EXERCISE DETAILS:
Note each line of the listing that contains the string "JSON", and copy it.

BEGIN MATERIAL

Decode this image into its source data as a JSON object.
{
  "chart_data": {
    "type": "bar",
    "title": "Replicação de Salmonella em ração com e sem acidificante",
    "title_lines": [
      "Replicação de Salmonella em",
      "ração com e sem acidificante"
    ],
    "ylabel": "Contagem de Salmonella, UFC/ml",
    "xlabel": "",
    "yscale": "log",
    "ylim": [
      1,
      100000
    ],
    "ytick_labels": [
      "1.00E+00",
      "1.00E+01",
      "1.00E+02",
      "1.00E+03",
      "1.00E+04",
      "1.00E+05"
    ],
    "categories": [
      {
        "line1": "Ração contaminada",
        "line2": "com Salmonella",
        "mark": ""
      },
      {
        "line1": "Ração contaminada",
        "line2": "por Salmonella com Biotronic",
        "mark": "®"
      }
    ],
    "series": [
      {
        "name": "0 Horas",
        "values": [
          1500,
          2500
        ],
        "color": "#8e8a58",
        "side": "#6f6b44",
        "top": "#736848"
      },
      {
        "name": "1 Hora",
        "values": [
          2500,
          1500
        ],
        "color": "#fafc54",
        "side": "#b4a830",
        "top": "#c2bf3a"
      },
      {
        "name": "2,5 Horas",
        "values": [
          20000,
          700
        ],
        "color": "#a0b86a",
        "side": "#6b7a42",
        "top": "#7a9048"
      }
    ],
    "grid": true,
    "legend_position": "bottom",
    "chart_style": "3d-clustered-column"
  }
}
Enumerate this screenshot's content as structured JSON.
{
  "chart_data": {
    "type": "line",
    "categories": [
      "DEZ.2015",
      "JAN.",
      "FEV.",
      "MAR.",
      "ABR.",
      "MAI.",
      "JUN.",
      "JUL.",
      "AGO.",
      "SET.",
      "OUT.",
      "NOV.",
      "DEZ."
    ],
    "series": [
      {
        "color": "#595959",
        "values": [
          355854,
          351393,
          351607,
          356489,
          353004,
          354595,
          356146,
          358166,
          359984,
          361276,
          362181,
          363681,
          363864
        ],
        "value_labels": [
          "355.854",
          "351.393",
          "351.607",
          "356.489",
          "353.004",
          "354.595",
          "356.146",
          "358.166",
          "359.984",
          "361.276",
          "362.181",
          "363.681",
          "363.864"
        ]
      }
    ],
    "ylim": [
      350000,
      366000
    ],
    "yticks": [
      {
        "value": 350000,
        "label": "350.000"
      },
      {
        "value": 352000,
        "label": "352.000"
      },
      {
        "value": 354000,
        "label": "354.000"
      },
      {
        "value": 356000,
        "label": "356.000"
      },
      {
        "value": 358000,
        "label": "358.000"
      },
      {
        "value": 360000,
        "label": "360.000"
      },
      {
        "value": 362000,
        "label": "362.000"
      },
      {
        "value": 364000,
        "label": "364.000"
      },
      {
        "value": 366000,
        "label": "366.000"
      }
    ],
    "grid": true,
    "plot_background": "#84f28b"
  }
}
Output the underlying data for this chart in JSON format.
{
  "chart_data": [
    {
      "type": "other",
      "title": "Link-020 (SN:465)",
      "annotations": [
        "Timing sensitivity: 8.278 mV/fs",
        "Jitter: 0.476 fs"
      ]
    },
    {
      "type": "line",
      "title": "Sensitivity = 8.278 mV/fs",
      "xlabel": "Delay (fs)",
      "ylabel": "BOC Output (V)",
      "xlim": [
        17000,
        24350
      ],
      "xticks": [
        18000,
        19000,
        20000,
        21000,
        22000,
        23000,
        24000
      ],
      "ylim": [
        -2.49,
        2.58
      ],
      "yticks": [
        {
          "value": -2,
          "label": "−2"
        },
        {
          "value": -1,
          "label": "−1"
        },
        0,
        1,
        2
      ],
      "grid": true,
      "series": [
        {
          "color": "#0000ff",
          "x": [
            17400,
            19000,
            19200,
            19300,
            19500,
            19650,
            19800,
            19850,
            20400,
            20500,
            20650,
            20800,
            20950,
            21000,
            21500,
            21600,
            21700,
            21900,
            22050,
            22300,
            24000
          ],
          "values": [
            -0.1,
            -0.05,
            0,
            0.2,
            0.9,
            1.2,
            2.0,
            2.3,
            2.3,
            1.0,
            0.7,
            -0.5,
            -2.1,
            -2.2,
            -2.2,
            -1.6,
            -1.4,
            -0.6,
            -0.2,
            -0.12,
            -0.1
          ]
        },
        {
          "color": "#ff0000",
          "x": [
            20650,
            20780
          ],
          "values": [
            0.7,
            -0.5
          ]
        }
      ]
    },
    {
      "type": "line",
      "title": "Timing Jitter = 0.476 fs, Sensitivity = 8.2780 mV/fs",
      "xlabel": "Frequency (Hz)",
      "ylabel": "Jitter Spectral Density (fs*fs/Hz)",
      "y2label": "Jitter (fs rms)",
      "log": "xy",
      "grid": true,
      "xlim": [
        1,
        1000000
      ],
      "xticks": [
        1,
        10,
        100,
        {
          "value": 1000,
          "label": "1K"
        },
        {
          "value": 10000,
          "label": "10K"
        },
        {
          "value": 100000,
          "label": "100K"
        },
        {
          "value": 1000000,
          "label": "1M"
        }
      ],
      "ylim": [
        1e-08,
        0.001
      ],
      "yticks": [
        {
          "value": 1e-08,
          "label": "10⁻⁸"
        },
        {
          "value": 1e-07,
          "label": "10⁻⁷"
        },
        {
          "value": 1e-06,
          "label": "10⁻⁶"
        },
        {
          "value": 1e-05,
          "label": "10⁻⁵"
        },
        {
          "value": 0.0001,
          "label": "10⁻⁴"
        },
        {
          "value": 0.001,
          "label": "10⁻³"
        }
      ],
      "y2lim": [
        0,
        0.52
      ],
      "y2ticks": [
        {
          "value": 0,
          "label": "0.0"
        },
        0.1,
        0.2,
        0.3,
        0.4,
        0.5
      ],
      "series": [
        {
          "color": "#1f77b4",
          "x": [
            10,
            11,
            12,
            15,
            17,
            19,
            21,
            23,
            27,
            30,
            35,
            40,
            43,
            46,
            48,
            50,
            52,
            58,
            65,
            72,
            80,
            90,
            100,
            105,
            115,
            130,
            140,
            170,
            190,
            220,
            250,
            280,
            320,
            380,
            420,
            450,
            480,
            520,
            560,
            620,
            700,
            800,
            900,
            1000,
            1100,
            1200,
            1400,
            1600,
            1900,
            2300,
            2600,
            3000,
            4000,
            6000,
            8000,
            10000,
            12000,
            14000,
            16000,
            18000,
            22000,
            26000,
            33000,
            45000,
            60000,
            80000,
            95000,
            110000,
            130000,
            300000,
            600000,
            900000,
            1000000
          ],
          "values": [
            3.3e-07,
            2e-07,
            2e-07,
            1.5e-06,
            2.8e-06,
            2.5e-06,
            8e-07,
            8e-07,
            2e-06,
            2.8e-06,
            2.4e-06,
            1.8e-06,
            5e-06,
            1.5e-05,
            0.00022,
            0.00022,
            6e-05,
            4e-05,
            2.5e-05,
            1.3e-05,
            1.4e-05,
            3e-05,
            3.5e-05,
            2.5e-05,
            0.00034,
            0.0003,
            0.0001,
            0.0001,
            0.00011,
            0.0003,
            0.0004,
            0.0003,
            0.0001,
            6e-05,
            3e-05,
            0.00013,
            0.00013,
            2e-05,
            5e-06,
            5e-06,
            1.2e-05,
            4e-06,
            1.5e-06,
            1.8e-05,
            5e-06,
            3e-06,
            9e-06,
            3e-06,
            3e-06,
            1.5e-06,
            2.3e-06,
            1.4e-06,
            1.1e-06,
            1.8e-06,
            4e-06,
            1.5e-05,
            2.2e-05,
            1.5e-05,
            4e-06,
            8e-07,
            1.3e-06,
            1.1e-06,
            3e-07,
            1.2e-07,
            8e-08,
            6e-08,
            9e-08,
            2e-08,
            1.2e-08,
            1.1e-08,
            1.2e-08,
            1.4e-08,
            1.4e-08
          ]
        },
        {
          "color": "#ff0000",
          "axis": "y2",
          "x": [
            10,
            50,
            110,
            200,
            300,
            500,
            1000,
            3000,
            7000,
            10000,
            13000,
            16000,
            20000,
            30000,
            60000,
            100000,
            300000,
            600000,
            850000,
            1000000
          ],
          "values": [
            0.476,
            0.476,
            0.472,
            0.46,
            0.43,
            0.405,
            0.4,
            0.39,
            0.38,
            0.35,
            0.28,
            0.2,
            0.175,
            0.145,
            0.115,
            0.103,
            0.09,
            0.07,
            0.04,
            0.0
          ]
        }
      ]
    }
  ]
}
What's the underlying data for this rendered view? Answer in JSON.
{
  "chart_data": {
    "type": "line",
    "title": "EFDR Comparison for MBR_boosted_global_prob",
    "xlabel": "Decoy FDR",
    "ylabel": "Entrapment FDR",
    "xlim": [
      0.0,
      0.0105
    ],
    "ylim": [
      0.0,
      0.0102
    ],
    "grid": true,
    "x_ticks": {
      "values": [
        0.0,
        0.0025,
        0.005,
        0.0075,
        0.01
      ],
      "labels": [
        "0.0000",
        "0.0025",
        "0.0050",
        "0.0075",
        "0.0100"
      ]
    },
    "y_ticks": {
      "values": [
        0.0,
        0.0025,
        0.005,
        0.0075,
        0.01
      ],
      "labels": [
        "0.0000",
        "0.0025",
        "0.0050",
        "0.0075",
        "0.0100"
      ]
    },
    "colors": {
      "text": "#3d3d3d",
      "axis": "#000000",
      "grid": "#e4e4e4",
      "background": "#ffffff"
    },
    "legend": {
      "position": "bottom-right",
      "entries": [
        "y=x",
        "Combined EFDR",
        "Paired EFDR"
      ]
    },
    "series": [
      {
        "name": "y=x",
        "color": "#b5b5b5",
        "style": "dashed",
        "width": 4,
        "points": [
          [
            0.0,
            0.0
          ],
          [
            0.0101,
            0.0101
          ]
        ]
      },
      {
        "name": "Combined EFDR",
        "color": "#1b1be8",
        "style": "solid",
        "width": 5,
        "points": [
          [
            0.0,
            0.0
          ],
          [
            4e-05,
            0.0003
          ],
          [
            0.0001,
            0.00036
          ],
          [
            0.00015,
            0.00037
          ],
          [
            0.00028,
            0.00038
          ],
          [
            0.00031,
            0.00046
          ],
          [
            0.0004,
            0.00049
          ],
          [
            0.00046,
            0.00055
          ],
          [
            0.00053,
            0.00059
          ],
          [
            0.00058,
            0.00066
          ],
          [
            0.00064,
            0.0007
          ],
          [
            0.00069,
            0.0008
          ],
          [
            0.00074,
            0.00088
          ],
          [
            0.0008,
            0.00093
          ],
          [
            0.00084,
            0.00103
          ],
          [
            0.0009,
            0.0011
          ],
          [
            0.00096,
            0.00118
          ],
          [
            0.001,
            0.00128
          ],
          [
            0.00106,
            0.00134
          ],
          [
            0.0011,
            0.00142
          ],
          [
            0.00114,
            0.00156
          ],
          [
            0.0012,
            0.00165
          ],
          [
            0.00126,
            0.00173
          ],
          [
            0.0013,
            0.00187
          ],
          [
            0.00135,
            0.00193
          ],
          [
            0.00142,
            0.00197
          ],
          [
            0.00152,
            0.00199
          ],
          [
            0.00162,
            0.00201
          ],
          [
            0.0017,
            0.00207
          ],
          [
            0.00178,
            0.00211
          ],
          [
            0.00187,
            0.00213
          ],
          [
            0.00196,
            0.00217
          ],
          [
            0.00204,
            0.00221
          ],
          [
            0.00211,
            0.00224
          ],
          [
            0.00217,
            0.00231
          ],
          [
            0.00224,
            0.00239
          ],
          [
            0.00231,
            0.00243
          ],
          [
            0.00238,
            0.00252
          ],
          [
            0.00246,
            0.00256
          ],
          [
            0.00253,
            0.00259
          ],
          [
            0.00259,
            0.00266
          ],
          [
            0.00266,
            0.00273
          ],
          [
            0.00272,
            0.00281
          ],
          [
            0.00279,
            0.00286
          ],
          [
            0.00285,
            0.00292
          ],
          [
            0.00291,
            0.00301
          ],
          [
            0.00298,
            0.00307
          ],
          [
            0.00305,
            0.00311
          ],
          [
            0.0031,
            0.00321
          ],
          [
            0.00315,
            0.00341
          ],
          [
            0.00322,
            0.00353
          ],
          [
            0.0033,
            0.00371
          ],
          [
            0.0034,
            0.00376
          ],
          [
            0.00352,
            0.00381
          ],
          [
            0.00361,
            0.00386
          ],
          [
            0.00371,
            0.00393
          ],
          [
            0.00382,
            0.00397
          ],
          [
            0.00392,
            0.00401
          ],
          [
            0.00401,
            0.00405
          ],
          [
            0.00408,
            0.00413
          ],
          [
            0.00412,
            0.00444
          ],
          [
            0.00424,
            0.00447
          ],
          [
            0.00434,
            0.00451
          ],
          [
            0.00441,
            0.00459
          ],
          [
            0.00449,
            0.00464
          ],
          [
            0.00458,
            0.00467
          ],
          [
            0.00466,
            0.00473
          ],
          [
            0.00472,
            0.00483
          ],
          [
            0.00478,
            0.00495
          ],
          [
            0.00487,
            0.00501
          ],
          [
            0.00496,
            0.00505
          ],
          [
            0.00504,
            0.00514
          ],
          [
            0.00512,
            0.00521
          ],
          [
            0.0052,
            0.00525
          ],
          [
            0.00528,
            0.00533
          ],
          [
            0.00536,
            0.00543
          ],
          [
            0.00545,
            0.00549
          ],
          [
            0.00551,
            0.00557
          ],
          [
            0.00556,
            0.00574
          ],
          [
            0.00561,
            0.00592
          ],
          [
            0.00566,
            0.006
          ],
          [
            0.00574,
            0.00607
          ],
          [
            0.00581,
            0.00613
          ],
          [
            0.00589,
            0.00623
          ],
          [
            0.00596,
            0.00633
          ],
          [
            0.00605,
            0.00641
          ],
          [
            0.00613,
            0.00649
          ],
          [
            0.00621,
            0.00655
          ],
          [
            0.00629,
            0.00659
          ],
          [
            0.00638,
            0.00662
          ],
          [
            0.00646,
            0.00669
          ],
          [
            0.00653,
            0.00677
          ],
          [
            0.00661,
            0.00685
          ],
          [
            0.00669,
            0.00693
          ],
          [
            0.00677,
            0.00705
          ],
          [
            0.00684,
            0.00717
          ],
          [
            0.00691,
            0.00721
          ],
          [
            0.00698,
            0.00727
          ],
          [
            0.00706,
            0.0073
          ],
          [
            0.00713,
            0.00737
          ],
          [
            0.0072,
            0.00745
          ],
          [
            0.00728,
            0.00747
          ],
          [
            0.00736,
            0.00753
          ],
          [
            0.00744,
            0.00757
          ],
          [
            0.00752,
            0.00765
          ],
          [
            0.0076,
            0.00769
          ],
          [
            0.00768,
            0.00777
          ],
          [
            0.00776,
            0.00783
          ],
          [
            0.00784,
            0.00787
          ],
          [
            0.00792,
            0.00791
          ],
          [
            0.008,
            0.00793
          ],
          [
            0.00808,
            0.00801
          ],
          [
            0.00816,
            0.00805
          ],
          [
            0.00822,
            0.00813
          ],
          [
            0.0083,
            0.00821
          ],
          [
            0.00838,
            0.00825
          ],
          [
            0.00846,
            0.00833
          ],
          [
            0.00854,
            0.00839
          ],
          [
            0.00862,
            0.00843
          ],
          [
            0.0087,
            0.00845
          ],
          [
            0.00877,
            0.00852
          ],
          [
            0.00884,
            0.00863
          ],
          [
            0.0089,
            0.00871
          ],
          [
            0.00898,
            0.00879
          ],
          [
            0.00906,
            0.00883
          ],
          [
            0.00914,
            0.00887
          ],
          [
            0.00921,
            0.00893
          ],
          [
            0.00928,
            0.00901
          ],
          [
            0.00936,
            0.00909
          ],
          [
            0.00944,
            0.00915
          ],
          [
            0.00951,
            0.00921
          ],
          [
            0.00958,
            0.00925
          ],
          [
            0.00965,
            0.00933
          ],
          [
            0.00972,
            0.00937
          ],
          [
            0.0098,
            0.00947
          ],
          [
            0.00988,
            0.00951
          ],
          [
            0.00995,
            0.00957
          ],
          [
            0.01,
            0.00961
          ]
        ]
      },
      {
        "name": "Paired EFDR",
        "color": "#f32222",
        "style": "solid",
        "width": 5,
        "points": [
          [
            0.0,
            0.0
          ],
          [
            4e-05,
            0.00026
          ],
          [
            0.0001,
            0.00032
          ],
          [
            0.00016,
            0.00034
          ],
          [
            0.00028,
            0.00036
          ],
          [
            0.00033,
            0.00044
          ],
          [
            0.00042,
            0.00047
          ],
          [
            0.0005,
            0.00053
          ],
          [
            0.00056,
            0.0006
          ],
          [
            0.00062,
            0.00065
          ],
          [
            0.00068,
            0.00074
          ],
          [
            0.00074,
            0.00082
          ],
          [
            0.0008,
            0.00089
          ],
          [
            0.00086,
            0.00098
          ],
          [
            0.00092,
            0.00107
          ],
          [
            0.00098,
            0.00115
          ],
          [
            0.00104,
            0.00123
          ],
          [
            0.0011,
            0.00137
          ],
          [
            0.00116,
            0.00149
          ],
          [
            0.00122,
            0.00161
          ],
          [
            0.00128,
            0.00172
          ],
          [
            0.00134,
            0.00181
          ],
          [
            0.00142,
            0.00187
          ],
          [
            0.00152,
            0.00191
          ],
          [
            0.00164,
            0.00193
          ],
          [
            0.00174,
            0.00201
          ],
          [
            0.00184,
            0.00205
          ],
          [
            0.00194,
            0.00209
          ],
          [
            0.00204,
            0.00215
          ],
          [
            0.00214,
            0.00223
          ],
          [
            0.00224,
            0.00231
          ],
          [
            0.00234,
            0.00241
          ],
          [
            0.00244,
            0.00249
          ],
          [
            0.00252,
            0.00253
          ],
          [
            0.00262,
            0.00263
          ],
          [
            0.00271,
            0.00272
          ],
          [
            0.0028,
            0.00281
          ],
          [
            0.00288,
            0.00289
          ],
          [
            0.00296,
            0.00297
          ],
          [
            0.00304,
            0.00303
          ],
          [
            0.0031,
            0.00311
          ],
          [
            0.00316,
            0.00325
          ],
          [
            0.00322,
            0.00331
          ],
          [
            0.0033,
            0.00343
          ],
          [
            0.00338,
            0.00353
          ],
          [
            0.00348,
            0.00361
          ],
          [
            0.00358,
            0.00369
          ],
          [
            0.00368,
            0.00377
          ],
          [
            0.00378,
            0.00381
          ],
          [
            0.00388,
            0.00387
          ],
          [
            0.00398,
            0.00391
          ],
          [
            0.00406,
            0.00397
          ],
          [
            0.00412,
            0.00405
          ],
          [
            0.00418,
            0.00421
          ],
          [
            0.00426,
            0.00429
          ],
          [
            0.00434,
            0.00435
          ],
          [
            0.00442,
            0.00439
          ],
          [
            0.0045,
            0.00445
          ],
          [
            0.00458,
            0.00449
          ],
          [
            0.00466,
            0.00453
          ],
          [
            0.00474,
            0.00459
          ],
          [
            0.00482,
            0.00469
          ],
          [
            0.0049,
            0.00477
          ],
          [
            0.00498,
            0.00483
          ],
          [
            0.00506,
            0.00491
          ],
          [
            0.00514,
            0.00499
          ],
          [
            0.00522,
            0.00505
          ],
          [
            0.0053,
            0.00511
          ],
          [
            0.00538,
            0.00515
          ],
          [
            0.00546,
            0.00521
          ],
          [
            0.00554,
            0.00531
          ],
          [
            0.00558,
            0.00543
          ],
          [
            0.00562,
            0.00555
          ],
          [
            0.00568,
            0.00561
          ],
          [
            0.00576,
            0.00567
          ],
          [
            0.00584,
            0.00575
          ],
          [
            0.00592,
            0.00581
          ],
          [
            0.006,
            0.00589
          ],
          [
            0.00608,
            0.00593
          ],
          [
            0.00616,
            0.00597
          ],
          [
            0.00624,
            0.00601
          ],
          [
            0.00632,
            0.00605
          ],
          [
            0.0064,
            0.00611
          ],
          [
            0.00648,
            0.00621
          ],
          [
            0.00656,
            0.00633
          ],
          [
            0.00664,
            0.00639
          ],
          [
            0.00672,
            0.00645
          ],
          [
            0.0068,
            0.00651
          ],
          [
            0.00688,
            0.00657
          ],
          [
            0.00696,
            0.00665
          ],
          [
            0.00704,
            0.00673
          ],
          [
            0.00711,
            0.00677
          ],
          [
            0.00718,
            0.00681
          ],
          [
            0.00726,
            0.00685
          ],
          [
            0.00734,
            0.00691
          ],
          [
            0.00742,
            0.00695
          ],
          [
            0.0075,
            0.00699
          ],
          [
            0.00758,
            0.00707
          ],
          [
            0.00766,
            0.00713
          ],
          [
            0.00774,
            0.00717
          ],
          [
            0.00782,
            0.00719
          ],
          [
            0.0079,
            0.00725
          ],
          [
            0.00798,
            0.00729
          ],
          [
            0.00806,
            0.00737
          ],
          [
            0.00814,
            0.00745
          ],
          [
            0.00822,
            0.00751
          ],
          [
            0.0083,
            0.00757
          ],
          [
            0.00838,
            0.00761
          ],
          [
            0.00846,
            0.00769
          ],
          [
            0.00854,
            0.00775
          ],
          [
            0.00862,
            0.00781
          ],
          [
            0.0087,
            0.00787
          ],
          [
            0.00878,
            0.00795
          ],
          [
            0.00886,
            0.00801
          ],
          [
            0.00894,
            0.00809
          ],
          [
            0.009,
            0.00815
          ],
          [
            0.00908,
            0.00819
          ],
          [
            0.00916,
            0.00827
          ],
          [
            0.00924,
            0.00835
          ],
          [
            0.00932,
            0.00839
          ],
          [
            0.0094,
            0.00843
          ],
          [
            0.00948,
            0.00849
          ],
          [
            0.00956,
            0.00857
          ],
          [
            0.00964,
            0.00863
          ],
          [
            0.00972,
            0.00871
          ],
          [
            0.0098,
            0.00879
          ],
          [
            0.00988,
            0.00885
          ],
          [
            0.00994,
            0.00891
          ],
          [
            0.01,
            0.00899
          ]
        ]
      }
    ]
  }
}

END MATERIAL

EXPECTED ANSWER:
Decode this image into its source data as a JSON object.
Enumerate this screenshot's content as structured JSON.
Output the underlying data for this chart in JSON format.
What's the underlying data for this rendered view? Answer in JSON.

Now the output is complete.